> _Listing_
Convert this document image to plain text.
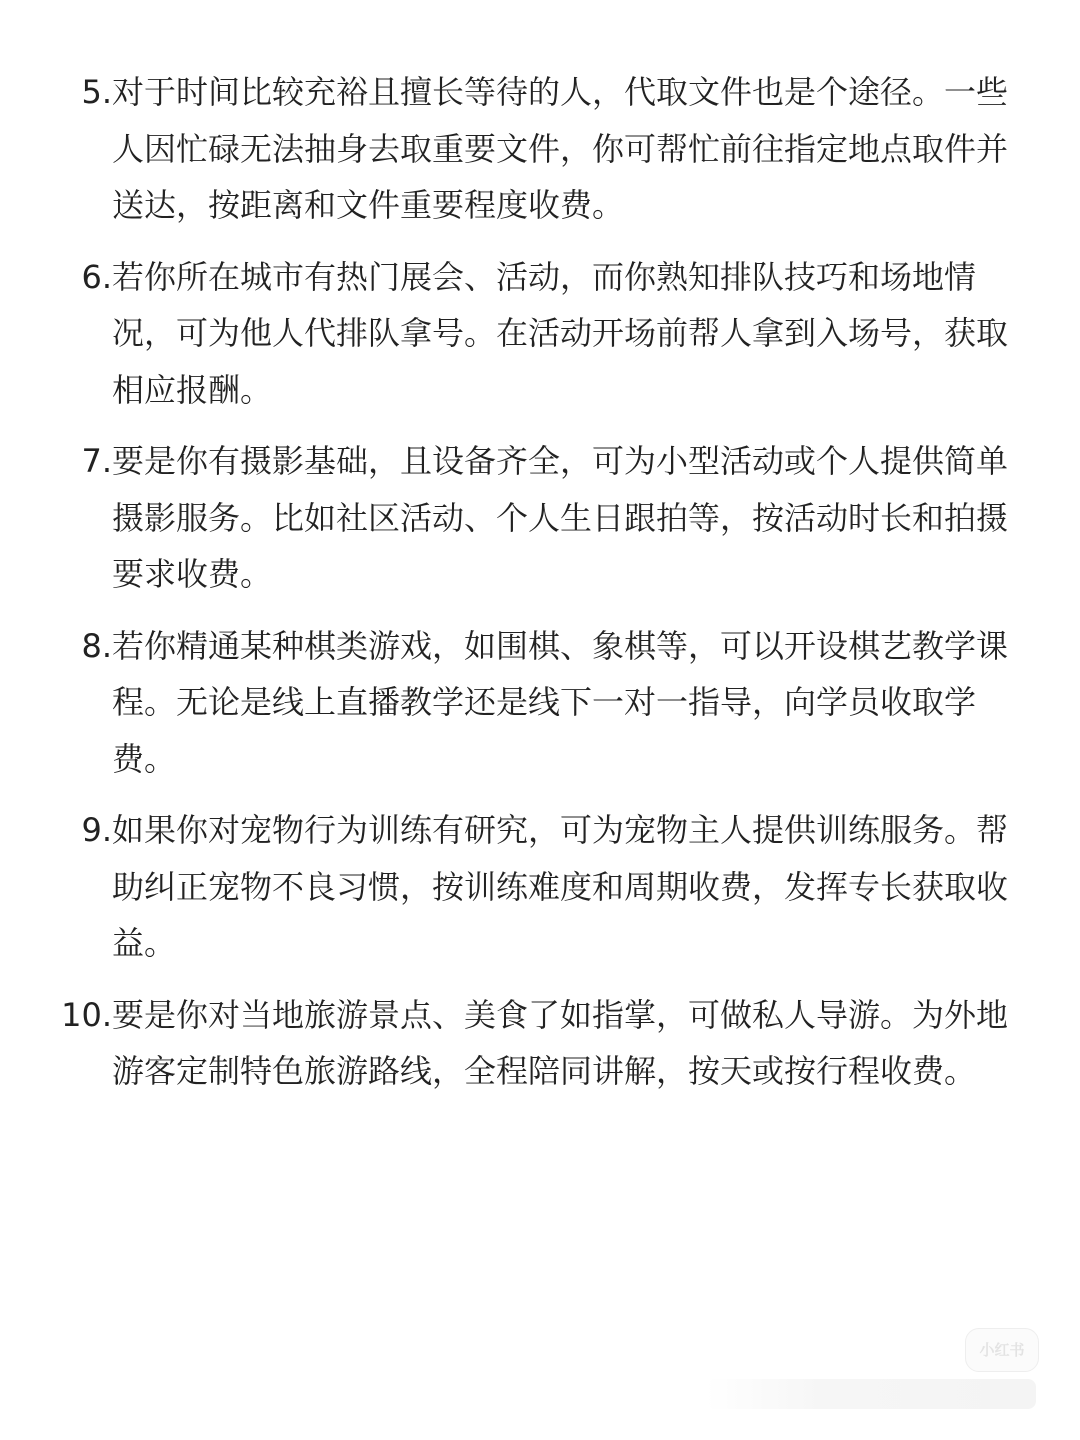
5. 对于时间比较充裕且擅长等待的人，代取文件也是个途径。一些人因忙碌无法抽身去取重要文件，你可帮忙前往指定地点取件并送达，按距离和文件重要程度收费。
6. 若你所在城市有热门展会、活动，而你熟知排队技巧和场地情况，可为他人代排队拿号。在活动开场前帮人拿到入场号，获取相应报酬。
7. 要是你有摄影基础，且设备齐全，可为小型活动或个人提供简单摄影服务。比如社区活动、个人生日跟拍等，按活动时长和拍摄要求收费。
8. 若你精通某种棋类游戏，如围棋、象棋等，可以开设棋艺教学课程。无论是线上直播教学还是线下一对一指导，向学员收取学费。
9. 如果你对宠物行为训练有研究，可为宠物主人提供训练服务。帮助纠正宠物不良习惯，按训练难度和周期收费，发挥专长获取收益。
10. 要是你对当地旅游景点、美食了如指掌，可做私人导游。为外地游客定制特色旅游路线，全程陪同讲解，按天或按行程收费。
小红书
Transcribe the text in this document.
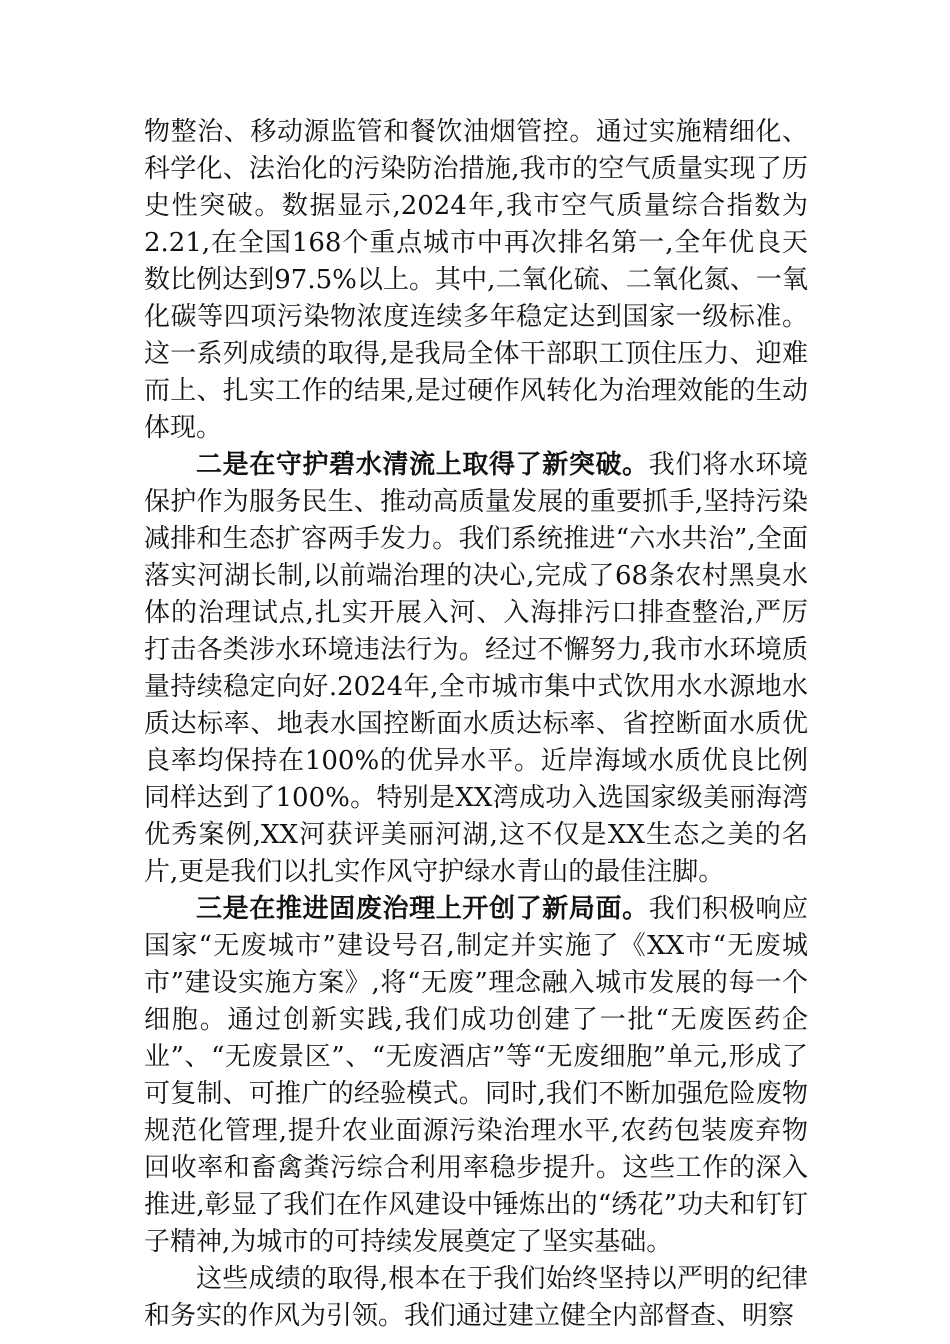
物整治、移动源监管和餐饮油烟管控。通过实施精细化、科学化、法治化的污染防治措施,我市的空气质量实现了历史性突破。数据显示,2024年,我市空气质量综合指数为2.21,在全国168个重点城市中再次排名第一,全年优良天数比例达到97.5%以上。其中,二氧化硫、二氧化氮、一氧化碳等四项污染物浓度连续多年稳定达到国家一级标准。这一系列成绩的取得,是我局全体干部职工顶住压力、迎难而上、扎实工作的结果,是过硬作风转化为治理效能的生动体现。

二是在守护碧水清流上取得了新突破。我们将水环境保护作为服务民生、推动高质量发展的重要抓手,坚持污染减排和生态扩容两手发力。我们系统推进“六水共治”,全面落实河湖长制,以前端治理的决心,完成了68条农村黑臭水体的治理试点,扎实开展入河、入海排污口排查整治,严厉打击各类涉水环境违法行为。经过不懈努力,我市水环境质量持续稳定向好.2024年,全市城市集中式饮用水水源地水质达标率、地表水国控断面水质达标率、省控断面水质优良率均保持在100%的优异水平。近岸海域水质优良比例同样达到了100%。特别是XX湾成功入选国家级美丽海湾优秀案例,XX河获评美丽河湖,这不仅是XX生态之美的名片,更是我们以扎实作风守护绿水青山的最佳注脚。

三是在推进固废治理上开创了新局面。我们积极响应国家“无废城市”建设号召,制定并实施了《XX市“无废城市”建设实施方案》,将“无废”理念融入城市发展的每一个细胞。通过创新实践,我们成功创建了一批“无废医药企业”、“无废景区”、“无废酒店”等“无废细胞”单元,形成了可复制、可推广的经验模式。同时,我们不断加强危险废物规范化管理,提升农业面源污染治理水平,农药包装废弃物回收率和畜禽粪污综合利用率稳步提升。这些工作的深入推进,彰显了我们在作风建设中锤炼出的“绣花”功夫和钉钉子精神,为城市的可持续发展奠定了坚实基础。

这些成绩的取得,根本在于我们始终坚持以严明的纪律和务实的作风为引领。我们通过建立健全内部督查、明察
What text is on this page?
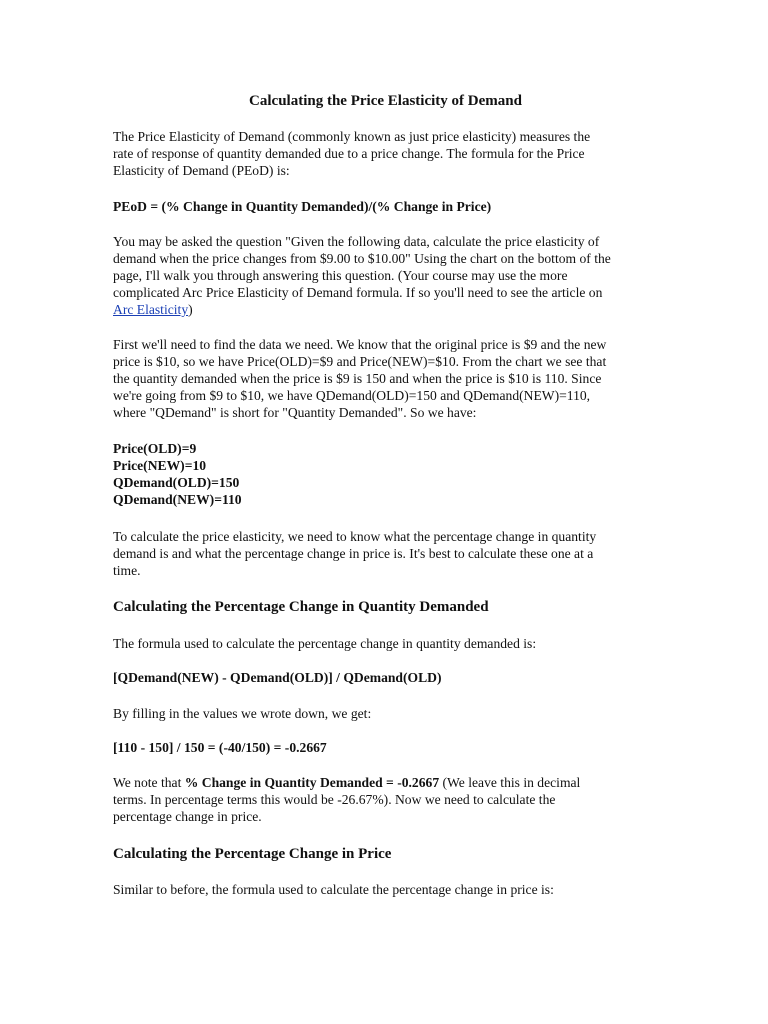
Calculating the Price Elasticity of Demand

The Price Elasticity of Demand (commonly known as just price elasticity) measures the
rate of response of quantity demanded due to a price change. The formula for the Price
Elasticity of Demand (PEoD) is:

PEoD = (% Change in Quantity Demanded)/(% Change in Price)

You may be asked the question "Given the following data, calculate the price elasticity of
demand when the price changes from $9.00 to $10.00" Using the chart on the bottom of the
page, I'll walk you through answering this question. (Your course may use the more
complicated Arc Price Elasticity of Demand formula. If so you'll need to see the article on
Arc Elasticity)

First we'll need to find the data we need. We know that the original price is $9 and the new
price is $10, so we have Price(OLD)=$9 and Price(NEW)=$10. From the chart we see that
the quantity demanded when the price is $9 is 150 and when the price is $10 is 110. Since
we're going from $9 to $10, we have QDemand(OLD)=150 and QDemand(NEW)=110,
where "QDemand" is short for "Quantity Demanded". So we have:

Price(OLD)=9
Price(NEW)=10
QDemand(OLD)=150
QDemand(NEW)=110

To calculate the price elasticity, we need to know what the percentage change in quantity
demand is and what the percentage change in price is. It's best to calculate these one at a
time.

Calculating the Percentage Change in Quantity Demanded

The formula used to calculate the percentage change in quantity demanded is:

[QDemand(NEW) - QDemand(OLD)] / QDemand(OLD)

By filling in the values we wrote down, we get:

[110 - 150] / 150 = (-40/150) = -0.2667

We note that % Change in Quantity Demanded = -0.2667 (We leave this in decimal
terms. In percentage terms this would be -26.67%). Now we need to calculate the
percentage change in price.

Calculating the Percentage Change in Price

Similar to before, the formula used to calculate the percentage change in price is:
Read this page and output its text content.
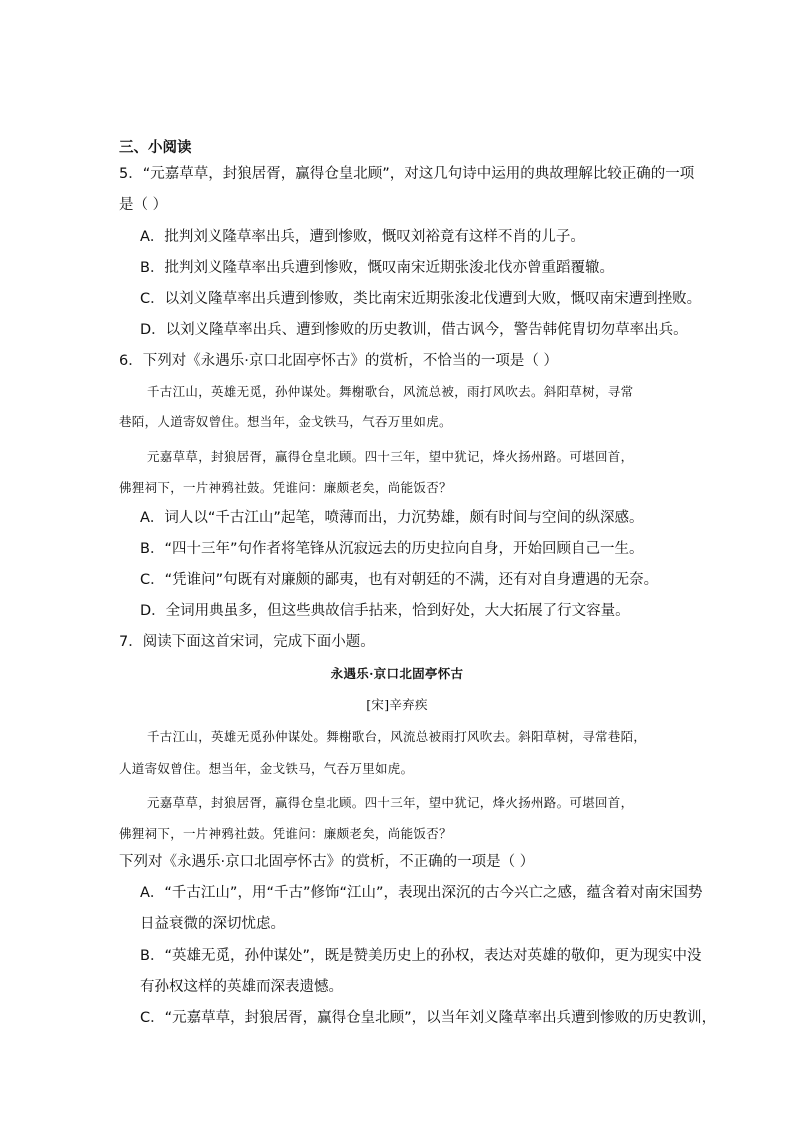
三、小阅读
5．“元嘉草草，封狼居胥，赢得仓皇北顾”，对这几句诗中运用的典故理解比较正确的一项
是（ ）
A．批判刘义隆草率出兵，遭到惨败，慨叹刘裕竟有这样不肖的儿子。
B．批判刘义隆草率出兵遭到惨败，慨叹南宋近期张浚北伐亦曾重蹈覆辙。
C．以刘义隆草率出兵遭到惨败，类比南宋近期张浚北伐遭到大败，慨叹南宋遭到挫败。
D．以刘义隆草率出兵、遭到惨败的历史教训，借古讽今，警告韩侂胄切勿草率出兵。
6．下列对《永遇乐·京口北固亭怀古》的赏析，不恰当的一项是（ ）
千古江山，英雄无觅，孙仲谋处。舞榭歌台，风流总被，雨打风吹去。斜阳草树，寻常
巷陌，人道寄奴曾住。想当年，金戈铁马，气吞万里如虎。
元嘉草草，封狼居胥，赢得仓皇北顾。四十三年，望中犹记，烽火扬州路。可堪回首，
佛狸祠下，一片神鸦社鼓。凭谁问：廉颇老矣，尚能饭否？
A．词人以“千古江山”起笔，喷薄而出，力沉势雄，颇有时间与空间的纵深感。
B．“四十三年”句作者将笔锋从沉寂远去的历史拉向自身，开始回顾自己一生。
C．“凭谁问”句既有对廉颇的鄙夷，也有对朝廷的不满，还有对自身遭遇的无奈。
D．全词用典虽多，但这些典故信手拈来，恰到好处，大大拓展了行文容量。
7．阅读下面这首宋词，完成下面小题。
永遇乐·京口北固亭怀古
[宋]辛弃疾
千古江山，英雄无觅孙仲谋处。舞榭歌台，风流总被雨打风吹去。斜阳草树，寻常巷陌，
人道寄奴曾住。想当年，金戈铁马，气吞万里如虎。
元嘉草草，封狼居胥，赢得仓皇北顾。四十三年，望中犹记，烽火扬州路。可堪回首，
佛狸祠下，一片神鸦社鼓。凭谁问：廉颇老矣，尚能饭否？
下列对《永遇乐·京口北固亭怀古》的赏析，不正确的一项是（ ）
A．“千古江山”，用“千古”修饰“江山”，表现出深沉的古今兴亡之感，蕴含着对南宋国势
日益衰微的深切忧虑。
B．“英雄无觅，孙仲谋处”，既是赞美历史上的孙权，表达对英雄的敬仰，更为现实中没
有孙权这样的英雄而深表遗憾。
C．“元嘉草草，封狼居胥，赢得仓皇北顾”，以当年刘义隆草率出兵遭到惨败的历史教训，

> _What the exercise asks_
Reproduce each line exactly, please, except for any pictures.

> _Result of the task_
Convert this document image to plain text.
5. 对于时间比较充裕且擅长等待的人，代取文件也是个途径。一些人因忙碌无法抽身去取重要文件，你可帮忙前往指定地点取件并送达，按距离和文件重要程度收费。
6. 若你所在城市有热门展会、活动，而你熟知排队技巧和场地情况，可为他人代排队拿号。在活动开场前帮人拿到入场号，获取相应报酬。
7. 要是你有摄影基础，且设备齐全，可为小型活动或个人提供简单摄影服务。比如社区活动、个人生日跟拍等，按活动时长和拍摄要求收费。
8. 若你精通某种棋类游戏，如围棋、象棋等，可以开设棋艺教学课程。无论是线上直播教学还是线下一对一指导，向学员收取学费。
9. 如果你对宠物行为训练有研究，可为宠物主人提供训练服务。帮助纠正宠物不良习惯，按训练难度和周期收费，发挥专长获取收益。
10. 要是你对当地旅游景点、美食了如指掌，可做私人导游。为外地游客定制特色旅游路线，全程陪同讲解，按天或按行程收费。
小红书
Transcribe the text in this document.
物整治、移动源监管和餐饮油烟管控。通过实施精细化、科学化、法治化的污染防治措施,我市的空气质量实现了历史性突破。数据显示,2024年,我市空气质量综合指数为2.21,在全国168个重点城市中再次排名第一,全年优良天数比例达到97.5%以上。其中,二氧化硫、二氧化氮、一氧化碳等四项污染物浓度连续多年稳定达到国家一级标准。这一系列成绩的取得,是我局全体干部职工顶住压力、迎难而上、扎实工作的结果,是过硬作风转化为治理效能的生动体现。

二是在守护碧水清流上取得了新突破。我们将水环境保护作为服务民生、推动高质量发展的重要抓手,坚持污染减排和生态扩容两手发力。我们系统推进“六水共治”,全面落实河湖长制,以前端治理的决心,完成了68条农村黑臭水体的治理试点,扎实开展入河、入海排污口排查整治,严厉打击各类涉水环境违法行为。经过不懈努力,我市水环境质量持续稳定向好.2024年,全市城市集中式饮用水水源地水质达标率、地表水国控断面水质达标率、省控断面水质优良率均保持在100%的优异水平。近岸海域水质优良比例同样达到了100%。特别是XX湾成功入选国家级美丽海湾优秀案例,XX河获评美丽河湖,这不仅是XX生态之美的名片,更是我们以扎实作风守护绿水青山的最佳注脚。

三是在推进固废治理上开创了新局面。我们积极响应国家“无废城市”建设号召,制定并实施了《XX市“无废城市”建设实施方案》,将“无废”理念融入城市发展的每一个细胞。通过创新实践,我们成功创建了一批“无废医药企业”、“无废景区”、“无废酒店”等“无废细胞”单元,形成了可复制、可推广的经验模式。同时,我们不断加强危险废物规范化管理,提升农业面源污染治理水平,农药包装废弃物回收率和畜禽粪污综合利用率稳步提升。这些工作的深入推进,彰显了我们在作风建设中锤炼出的“绣花”功夫和钉钉子精神,为城市的可持续发展奠定了坚实基础。

这些成绩的取得,根本在于我们始终坚持以严明的纪律和务实的作风为引领。我们通过建立健全内部督查、明察
What text is on this page?
Calculating the Price Elasticity of Demand

The Price Elasticity of Demand (commonly known as just price elasticity) measures the
rate of response of quantity demanded due to a price change. The formula for the Price
Elasticity of Demand (PEoD) is:

PEoD = (% Change in Quantity Demanded)/(% Change in Price)

You may be asked the question "Given the following data, calculate the price elasticity of
demand when the price changes from $9.00 to $10.00" Using the chart on the bottom of the
page, I'll walk you through answering this question. (Your course may use the more
complicated Arc Price Elasticity of Demand formula. If so you'll need to see the article on
Arc Elasticity)

First we'll need to find the data we need. We know that the original price is $9 and the new
price is $10, so we have Price(OLD)=$9 and Price(NEW)=$10. From the chart we see that
the quantity demanded when the price is $9 is 150 and when the price is $10 is 110. Since
we're going from $9 to $10, we have QDemand(OLD)=150 and QDemand(NEW)=110,
where "QDemand" is short for "Quantity Demanded". So we have:

Price(OLD)=9
Price(NEW)=10
QDemand(OLD)=150
QDemand(NEW)=110

To calculate the price elasticity, we need to know what the percentage change in quantity
demand is and what the percentage change in price is. It's best to calculate these one at a
time.

Calculating the Percentage Change in Quantity Demanded

The formula used to calculate the percentage change in quantity demanded is:

[QDemand(NEW) - QDemand(OLD)] / QDemand(OLD)

By filling in the values we wrote down, we get:

[110 - 150] / 150 = (-40/150) = -0.2667

We note that % Change in Quantity Demanded = -0.2667 (We leave this in decimal
terms. In percentage terms this would be -26.67%). Now we need to calculate the
percentage change in price.

Calculating the Percentage Change in Price

Similar to before, the formula used to calculate the percentage change in price is:
Read this page and output its text content.
三、小阅读
5．“元嘉草草，封狼居胥，赢得仓皇北顾”，对这几句诗中运用的典故理解比较正确的一项
是（ ）
A．批判刘义隆草率出兵，遭到惨败，慨叹刘裕竟有这样不肖的儿子。
B．批判刘义隆草率出兵遭到惨败，慨叹南宋近期张浚北伐亦曾重蹈覆辙。
C．以刘义隆草率出兵遭到惨败，类比南宋近期张浚北伐遭到大败，慨叹南宋遭到挫败。
D．以刘义隆草率出兵、遭到惨败的历史教训，借古讽今，警告韩侂胄切勿草率出兵。
6．下列对《永遇乐·京口北固亭怀古》的赏析，不恰当的一项是（ ）
千古江山，英雄无觅，孙仲谋处。舞榭歌台，风流总被，雨打风吹去。斜阳草树，寻常
巷陌，人道寄奴曾住。想当年，金戈铁马，气吞万里如虎。
元嘉草草，封狼居胥，赢得仓皇北顾。四十三年，望中犹记，烽火扬州路。可堪回首，
佛狸祠下，一片神鸦社鼓。凭谁问：廉颇老矣，尚能饭否？
A．词人以“千古江山”起笔，喷薄而出，力沉势雄，颇有时间与空间的纵深感。
B．“四十三年”句作者将笔锋从沉寂远去的历史拉向自身，开始回顾自己一生。
C．“凭谁问”句既有对廉颇的鄙夷，也有对朝廷的不满，还有对自身遭遇的无奈。
D．全词用典虽多，但这些典故信手拈来，恰到好处，大大拓展了行文容量。
7．阅读下面这首宋词，完成下面小题。
永遇乐·京口北固亭怀古
[宋]辛弃疾
千古江山，英雄无觅孙仲谋处。舞榭歌台，风流总被雨打风吹去。斜阳草树，寻常巷陌，
人道寄奴曾住。想当年，金戈铁马，气吞万里如虎。
元嘉草草，封狼居胥，赢得仓皇北顾。四十三年，望中犹记，烽火扬州路。可堪回首，
佛狸祠下，一片神鸦社鼓。凭谁问：廉颇老矣，尚能饭否？
下列对《永遇乐·京口北固亭怀古》的赏析，不正确的一项是（ ）
A．“千古江山”，用“千古”修饰“江山”，表现出深沉的古今兴亡之感，蕴含着对南宋国势
日益衰微的深切忧虑。
B．“英雄无觅，孙仲谋处”，既是赞美历史上的孙权，表达对英雄的敬仰，更为现实中没
有孙权这样的英雄而深表遗憾。
C．“元嘉草草，封狼居胥，赢得仓皇北顾”，以当年刘义隆草率出兵遭到惨败的历史教训，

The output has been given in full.